What the exercise asks
Pull out every line below that contains the word "name".

— BEGIN —

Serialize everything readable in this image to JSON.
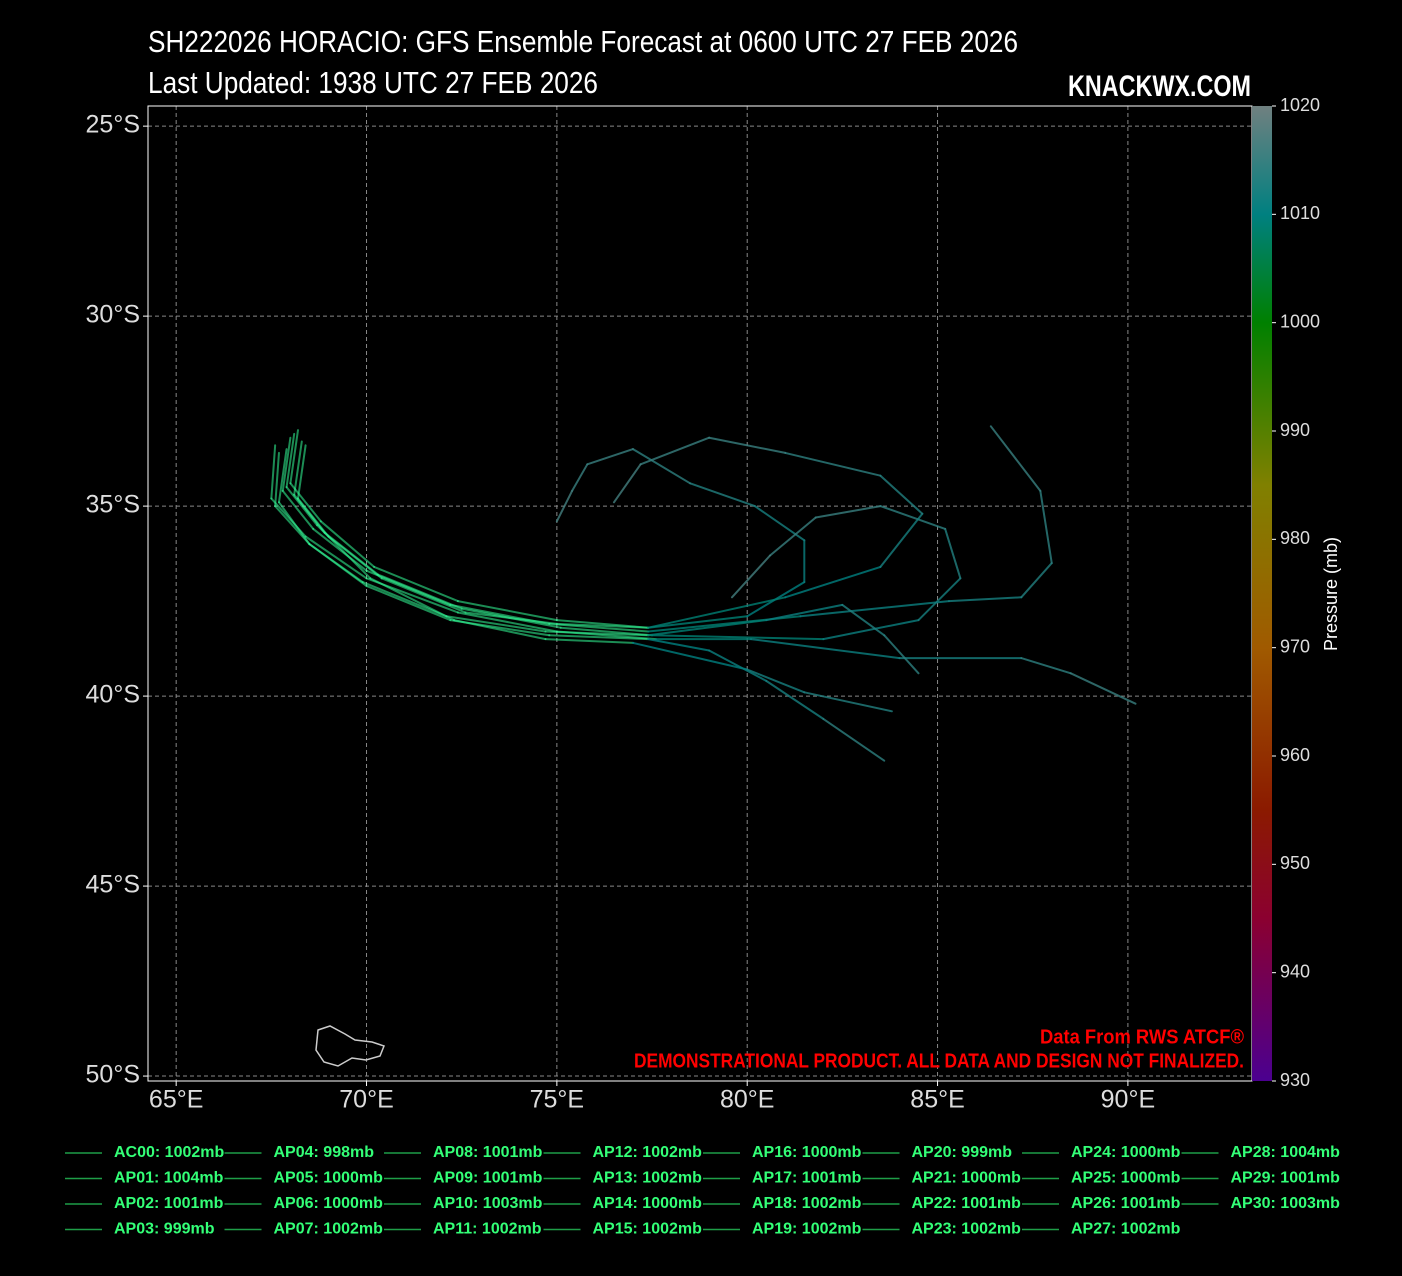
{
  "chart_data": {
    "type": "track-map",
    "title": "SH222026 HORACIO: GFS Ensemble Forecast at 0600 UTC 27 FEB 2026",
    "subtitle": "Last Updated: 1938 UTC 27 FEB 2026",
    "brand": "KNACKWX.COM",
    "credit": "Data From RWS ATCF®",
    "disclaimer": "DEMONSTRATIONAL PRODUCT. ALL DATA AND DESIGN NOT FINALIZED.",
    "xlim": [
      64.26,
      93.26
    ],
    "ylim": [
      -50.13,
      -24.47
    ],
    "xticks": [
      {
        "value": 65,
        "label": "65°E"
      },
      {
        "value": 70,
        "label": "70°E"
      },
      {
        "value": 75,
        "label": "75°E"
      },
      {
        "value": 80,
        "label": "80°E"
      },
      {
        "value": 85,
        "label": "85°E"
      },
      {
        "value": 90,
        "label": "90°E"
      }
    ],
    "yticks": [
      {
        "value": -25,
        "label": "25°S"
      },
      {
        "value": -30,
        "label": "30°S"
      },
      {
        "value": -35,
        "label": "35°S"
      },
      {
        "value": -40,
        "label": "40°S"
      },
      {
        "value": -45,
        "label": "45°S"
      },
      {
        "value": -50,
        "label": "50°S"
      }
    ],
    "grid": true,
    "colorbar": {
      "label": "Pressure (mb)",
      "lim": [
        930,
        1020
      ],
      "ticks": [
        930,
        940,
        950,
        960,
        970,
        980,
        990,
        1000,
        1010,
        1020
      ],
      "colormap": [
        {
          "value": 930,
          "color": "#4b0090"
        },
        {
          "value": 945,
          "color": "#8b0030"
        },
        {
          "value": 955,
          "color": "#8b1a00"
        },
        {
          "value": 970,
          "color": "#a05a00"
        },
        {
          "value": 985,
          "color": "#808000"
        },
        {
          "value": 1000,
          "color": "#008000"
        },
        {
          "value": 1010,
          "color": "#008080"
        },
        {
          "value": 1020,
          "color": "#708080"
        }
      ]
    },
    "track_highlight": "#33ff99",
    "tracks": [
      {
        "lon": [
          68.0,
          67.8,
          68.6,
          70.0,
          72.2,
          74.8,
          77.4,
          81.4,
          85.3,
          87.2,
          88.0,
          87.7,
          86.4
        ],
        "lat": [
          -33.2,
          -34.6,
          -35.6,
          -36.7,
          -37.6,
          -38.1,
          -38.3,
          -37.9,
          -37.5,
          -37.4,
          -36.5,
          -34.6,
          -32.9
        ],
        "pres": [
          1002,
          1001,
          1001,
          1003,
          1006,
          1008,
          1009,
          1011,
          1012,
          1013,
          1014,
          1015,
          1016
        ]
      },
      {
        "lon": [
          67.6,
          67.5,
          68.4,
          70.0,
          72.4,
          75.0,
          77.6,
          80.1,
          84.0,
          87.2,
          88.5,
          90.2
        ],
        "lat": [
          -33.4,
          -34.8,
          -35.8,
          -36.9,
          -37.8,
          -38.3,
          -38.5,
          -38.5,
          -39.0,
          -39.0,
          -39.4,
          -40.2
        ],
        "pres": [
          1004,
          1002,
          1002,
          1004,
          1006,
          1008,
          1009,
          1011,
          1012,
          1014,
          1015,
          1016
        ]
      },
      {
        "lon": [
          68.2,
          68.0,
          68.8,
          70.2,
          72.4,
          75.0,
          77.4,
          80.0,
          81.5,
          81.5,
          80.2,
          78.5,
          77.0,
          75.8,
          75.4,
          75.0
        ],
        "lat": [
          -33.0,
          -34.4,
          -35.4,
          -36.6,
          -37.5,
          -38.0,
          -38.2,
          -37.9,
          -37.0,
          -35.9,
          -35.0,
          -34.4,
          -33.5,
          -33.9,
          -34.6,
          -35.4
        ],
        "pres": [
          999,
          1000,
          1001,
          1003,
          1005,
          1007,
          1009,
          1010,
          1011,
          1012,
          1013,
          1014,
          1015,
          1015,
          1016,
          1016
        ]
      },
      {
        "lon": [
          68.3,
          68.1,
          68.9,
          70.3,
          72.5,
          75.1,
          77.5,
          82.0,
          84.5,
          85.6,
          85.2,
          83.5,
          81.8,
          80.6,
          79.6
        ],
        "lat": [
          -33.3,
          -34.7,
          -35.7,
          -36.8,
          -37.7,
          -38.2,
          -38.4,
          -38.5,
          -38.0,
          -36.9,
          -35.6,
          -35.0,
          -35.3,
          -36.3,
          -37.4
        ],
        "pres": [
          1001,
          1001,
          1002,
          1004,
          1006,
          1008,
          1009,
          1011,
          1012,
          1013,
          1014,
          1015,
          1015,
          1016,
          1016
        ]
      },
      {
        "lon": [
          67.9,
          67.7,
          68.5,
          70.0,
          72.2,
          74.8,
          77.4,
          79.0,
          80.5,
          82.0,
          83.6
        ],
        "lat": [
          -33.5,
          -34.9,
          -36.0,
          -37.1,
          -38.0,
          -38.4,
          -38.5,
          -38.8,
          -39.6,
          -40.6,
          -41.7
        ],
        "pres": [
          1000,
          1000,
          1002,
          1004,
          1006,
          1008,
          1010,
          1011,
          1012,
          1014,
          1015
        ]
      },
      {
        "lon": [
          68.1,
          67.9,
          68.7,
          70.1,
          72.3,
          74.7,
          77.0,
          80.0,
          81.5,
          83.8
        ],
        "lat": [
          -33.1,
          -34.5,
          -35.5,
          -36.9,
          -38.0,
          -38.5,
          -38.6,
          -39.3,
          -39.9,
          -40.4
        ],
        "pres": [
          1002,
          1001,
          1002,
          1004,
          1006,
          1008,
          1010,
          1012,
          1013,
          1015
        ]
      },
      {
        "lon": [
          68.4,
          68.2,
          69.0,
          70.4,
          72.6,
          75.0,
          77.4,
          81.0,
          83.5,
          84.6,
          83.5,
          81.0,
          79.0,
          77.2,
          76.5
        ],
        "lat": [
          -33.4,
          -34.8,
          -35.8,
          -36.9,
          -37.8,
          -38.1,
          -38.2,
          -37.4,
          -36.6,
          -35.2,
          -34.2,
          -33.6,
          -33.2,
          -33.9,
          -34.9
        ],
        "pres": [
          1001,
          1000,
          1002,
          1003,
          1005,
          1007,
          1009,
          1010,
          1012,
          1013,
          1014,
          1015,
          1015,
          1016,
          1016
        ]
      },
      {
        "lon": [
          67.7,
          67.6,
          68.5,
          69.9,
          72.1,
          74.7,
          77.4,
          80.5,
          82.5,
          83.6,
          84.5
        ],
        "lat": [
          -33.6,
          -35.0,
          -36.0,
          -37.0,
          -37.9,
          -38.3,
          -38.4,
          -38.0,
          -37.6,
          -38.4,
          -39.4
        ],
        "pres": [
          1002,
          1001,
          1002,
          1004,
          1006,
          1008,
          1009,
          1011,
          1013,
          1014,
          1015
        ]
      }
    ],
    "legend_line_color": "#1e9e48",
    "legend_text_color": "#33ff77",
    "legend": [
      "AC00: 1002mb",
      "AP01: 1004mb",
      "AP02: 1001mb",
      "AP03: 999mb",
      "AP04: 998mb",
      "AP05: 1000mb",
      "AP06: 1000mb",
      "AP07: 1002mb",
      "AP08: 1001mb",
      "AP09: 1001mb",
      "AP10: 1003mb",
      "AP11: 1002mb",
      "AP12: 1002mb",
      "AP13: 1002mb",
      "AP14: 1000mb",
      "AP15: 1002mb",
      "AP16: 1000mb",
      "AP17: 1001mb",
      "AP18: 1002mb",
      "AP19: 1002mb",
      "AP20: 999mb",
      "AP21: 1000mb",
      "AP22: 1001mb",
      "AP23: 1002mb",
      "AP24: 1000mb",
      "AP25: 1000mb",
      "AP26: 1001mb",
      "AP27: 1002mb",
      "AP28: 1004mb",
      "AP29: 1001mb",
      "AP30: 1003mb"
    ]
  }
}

— END —
— BEGIN —

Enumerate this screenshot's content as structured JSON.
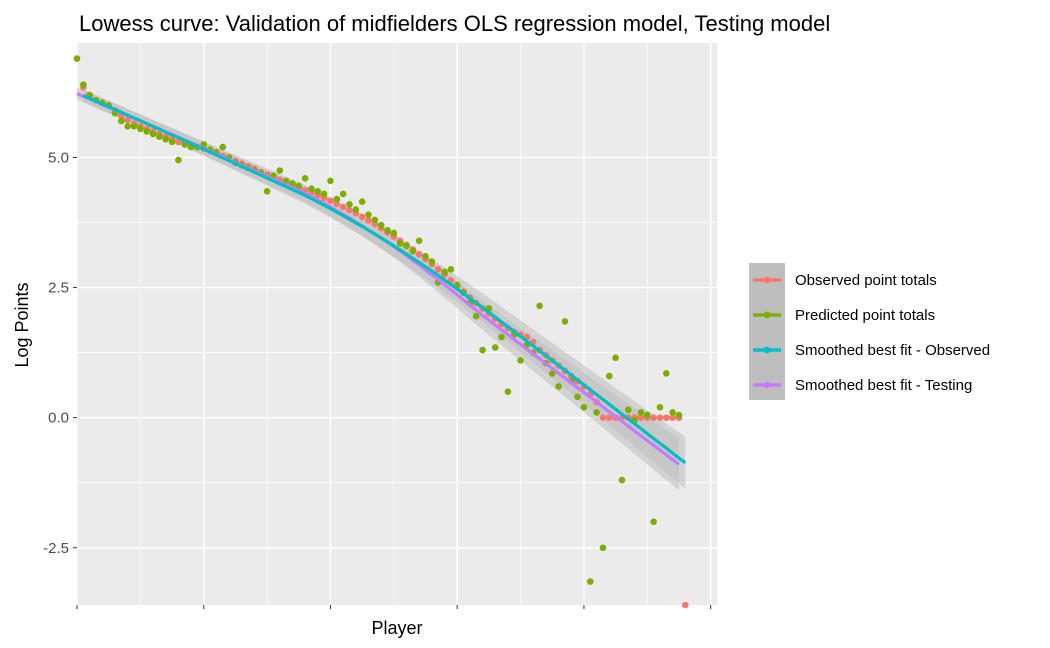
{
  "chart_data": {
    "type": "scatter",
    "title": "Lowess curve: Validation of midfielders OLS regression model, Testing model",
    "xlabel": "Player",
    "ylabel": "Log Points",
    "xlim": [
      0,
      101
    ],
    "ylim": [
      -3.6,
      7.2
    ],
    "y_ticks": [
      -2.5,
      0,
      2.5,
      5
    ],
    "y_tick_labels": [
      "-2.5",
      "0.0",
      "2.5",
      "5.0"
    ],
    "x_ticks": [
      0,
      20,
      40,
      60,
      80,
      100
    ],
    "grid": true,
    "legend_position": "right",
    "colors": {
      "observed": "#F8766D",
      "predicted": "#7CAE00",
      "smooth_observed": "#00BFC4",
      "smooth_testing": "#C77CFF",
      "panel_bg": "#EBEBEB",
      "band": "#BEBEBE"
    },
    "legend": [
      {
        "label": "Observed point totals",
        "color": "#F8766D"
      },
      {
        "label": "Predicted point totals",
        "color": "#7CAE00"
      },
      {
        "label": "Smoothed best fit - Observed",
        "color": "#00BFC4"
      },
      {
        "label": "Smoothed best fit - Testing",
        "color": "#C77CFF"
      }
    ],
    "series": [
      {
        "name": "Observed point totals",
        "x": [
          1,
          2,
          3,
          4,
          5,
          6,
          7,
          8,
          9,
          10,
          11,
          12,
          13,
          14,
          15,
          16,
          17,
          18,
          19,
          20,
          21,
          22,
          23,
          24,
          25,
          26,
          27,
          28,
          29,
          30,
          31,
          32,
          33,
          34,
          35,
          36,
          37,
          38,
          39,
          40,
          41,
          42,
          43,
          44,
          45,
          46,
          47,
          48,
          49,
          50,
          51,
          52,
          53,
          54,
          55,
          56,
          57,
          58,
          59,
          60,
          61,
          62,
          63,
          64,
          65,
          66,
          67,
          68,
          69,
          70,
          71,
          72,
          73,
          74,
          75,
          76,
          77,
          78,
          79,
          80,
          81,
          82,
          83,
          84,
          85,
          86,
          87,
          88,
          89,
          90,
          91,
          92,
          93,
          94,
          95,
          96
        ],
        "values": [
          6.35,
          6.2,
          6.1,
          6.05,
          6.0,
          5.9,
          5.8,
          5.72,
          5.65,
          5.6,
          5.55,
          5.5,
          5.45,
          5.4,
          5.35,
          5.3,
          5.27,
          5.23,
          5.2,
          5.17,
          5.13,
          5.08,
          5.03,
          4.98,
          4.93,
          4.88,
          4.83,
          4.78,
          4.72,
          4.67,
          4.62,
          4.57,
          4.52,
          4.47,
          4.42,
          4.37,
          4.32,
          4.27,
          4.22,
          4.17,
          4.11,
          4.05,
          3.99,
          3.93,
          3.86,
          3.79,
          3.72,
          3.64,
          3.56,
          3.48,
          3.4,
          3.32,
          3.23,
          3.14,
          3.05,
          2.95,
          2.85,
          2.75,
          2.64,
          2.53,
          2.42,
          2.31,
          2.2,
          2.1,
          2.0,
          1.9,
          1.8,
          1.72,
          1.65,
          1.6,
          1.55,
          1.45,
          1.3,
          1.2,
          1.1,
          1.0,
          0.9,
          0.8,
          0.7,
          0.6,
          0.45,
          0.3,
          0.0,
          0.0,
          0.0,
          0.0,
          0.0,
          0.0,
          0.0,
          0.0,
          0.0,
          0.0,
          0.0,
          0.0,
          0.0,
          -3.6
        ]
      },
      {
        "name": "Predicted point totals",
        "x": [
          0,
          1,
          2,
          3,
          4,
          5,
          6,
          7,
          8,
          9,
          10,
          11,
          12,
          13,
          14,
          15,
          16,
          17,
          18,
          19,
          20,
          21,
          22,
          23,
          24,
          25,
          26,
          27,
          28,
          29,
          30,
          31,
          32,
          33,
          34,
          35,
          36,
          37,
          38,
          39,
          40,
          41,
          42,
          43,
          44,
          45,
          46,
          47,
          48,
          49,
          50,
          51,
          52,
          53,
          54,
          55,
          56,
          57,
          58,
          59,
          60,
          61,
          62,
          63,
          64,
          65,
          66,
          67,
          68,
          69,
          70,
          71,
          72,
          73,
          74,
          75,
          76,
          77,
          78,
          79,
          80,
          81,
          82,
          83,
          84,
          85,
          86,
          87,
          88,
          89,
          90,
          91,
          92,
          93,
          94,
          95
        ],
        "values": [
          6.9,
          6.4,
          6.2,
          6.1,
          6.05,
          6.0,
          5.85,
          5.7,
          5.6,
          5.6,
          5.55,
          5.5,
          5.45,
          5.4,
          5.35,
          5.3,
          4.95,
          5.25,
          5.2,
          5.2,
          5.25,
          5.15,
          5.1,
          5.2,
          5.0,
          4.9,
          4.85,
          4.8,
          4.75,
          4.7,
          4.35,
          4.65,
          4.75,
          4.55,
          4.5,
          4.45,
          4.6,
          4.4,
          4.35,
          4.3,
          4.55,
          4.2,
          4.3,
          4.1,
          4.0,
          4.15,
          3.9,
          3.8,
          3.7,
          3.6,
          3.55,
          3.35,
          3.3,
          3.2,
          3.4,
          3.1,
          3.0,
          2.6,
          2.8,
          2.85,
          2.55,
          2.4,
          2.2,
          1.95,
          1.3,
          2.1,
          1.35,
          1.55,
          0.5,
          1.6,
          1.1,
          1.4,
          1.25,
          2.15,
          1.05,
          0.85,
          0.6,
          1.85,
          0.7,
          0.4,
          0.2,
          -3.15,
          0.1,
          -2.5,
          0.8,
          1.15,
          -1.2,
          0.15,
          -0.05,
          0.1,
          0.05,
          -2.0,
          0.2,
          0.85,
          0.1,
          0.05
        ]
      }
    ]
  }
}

— END —

Task response
        "name": "Observed point totals",
        "name": "Predicted point totals",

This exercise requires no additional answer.